- **GIVEN TASK 1**
Answer these questions about the feedback preprocessing notebook:
(a) From what file path is the feedback data loaded?
(b) Which list contains the word 'disappointing'?
(c) Which NLTK package does Step 4 download?
- **GIVEN TASK 2**
In the feedback preprocessing notebook, rewrite the passage from "if 'feedback' in" up to and including "file: Index(['FeedBack'], dtype='object')", switching "first letter" to "initial character".
- **GIVEN TASK 3**
Carry on the feedback preprocessing notebook from its final line.

- **TEXT SEGMENT**
= = = =

## Packages

In [28]:
import pandas as pd
import nltk
from nltk.tokenize import word_tokenize
from nltk.corpus import stopwords
import string
from textblob import TextBlob
from spellchecker import SpellChecker  # For spell correction
import os

### Step 1: Download necessary NLTK resources (if not already downloaded)
##### nltk.download('punkt')
##### nltk.download('stopwords')

In [29]:
# Sample positive and negative words lists (You can expand these lists as needed)
positive_words = ['love', 'amazing', 'great', 'fantastic', 'happy', 'good', 'excellent', 'positive']
negative_words = ['worst', 'bad', 'hate', 'horrible', 'poor', 'negative', 'disappointing', 'sad']

# Initialize spell checker
spell = SpellChecker()

### Step 2: Load feedback data from an Excel CSV file

In [30]:
file_path = r'D:/Project File/Excel data/Feedback.csv'  # Update this path as needed
df = pd.read_csv(file_path)

### Step 3: Check and print column names to ensure correct column for feedback

In [31]:
print("Columns in the CSV file:", df.columns)

# If no "FeedBack" column, attempt to find a suitable one and use it
if 'FeedBack' not in df.columns:
    # Check if "feedback" column exists (in case of lowercase column name)
    if 'feedback' in df.columns:
        df['FeedBack'] = df['feedback']
    else:
        raise ValueError("The CSV file must contain a 'FeedBack' column, or it must be manually set to the correct column.")

# Convert only the first letter of the feedback to lowercase
df['FeedBack'] = df['FeedBack'].apply(lambda x: x[0].lower() + x[1:] if len(x) > 0 else x)

Columns in the CSV file: Index(['FeedBack'], dtype='object')


### Step 4: Preprocess the feedback text (tokenization, remove stopwords and punctuation, correct spelling)

In [32]:
nltk.download('punkt_tab')

[nltk_data] Downloading package punkt_tab to C:\Users\Chandru
[nltk_data]     R\AppData\Roaming\nltk_data...
[nltk_data]   Package punkt_tab is already up-to-date!


True

In [33]:
def preprocess_text(text):
    # Tokenize the text
    tokens = word_tokenize(text.lower())  # Convert to lowercase to normalize
    
    # Remove stopwords and punctuation
    stop_words = set(stopwords.words('english'))

= = = =

- **DATA SEGMENT**

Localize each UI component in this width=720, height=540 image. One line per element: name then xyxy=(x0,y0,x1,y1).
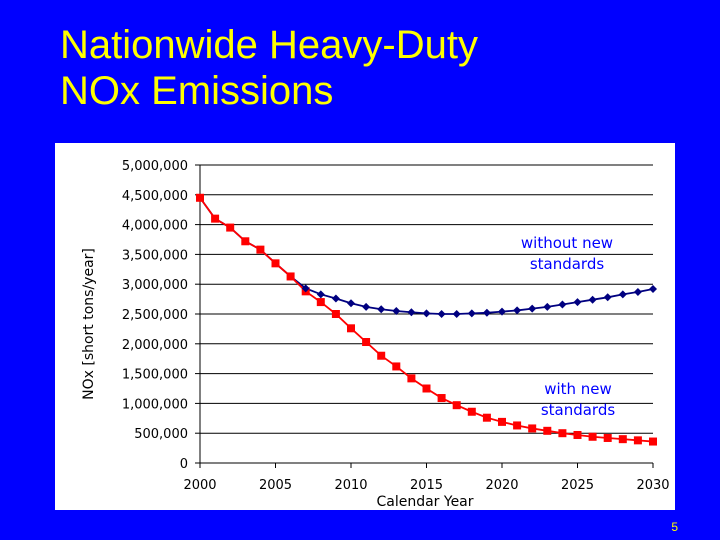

= = = =

- **EXPECTED ANSWER 1**
(a) D:/Project File/Excel data/Feedback.csv
(b) negative_words
(c) punkt_tab

- **EXPECTED ANSWER 2**
if 'feedback' in df.columns:
        df['FeedBack'] = df['feedback']
    else:
        raise ValueError("The CSV file must contain a 'FeedBack' column, or it must be manually set to the correct column.")

# Convert only the initial character of the feedback to lowercase
df['FeedBack'] = df['FeedBack'].apply(lambda x: x[0].lower() + x[1:] if len(x) > 0 else x)

Columns in the CSV file: Index(['FeedBack'], dtype='object')

- **EXPECTED ANSWER 3**
    tokens = [word for word in tokens if word not in stop_words and word not in string.punctuation]
    
    # Correct spelling for tokens
    tokens = [spell.correction(word) for word in tokens]
    
    return tokens

# Apply the preprocessing function to the FeedBack column
df['Tokens'] = df['FeedBack'].apply(preprocess_text)

### Step 5: Handling negations and adjusting sentiment

In [34]:
def handle_negations(tokens):
    adjusted_tokens = []
    negation_words = ['not', 'never', 'no', 'cannot', 'don’t', "isn't", "aren't"]
    for i, word in enumerate(tokens):
        if word in negation_words and i+1 < len(tokens):
            # Look for the next word, and flip its sentiment
            next_word = tokens[i+1]
            if next_word in positive_words:
                adjusted_tokens.append('not_' + next_word)  # Mark as negated positive word
            elif next_word in negative_words:
                adjusted_tokens.append('not_' + next_word)  # Mark as negated negative word
            else:
                adjusted_tokens.append(next_word)  # Keep the word unchanged if it's not in the sentiment list
        else:
            adjusted_tokens.append(word)
    return adjusted_tokens

# Apply the negation handling to the Tokens column
df['Adjusted_Tokens'] = df['Tokens'].apply(handle_negations)

### Step 6: Analyze Sentiment with Adjusted Tokens

In [35]:
def analyze_sentiment(tokens):
    # Count positive and negative words (adjusted with negation)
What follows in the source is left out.